THE RECORDS:

>>>

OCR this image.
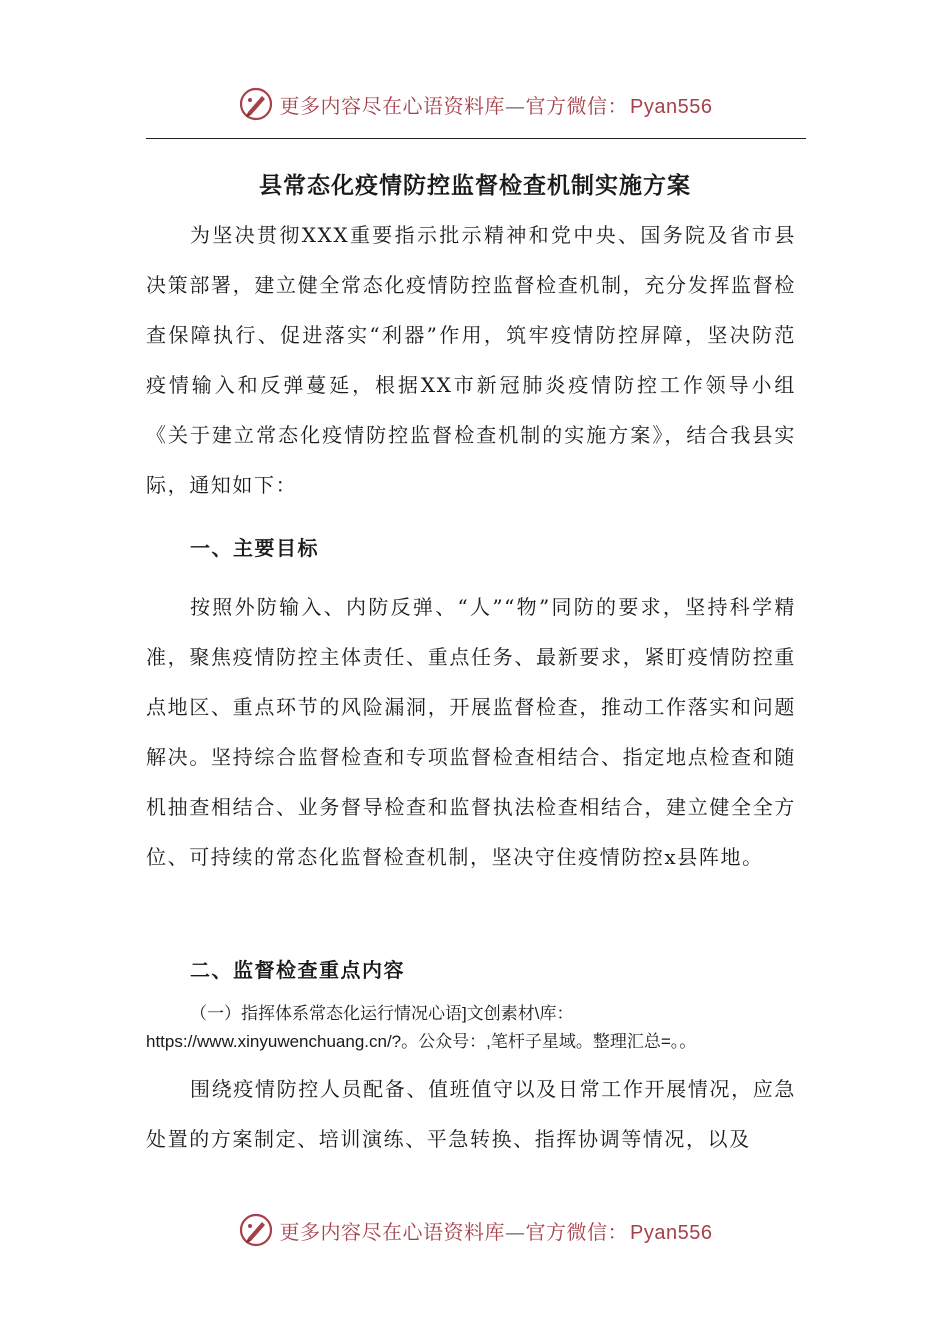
更多内容尽在心语资料库—官方微信： Pyan556
县常态化疫情防控监督检查机制实施方案

为坚决贯彻XXX重要指示批示精神和党中央、国务院及省市县决策部署，建立健全常态化疫情防控监督检查机制，充分发挥监督检查保障执行、促进落实“利器”作用，筑牢疫情防控屏障，坚决防范疫情输入和反弹蔓延，根据XX市新冠肺炎疫情防控工作领导小组《关于建立常态化疫情防控监督检查机制的实施方案》，结合我县实际，通知如下：

一、主要目标

按照外防输入、内防反弹、“人”“物”同防的要求，坚持科学精准，聚焦疫情防控主体责任、重点任务、最新要求，紧盯疫情防控重点地区、重点环节的风险漏洞，开展监督检查，推动工作落实和问题解决。坚持综合监督检查和专项监督检查相结合、指定地点检查和随机抽查相结合、业务督导检查和监督执法检查相结合，建立健全全方位、可持续的常态化监督检查机制，坚决守住疫情防控x县阵地。

二、监督检查重点内容

（一）指挥体系常态化运行情况心语]文创素材\库：https://www.xinyuwenchuang.cn/?。公众号：,笔杆子星域。整理汇总=。。

围绕疫情防控人员配备、值班值守以及日常工作开展情况，应急处置的方案制定、培训演练、平急转换、指挥协调等情况，以及

更多内容尽在心语资料库—官方微信： Pyan556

<<<

WORK REQUIRED: Copy the records above exactly, leaving out every picture.

COMPLETED TASK:
OCR this image.
更多内容尽在心语资料库—官方微信： Pyan556
县常态化疫情防控监督检查机制实施方案

为坚决贯彻XXX重要指示批示精神和党中央、国务院及省市县决策部署，建立健全常态化疫情防控监督检查机制，充分发挥监督检查保障执行、促进落实“利器”作用，筑牢疫情防控屏障，坚决防范疫情输入和反弹蔓延，根据XX市新冠肺炎疫情防控工作领导小组《关于建立常态化疫情防控监督检查机制的实施方案》，结合我县实际，通知如下：

一、主要目标

按照外防输入、内防反弹、“人”“物”同防的要求，坚持科学精准，聚焦疫情防控主体责任、重点任务、最新要求，紧盯疫情防控重点地区、重点环节的风险漏洞，开展监督检查，推动工作落实和问题解决。坚持综合监督检查和专项监督检查相结合、指定地点检查和随机抽查相结合、业务督导检查和监督执法检查相结合，建立健全全方位、可持续的常态化监督检查机制，坚决守住疫情防控x县阵地。

二、监督检查重点内容

（一）指挥体系常态化运行情况心语]文创素材\库：https://www.xinyuwenchuang.cn/?。公众号：,笔杆子星域。整理汇总=。。

围绕疫情防控人员配备、值班值守以及日常工作开展情况，应急处置的方案制定、培训演练、平急转换、指挥协调等情况，以及

更多内容尽在心语资料库—官方微信： Pyan556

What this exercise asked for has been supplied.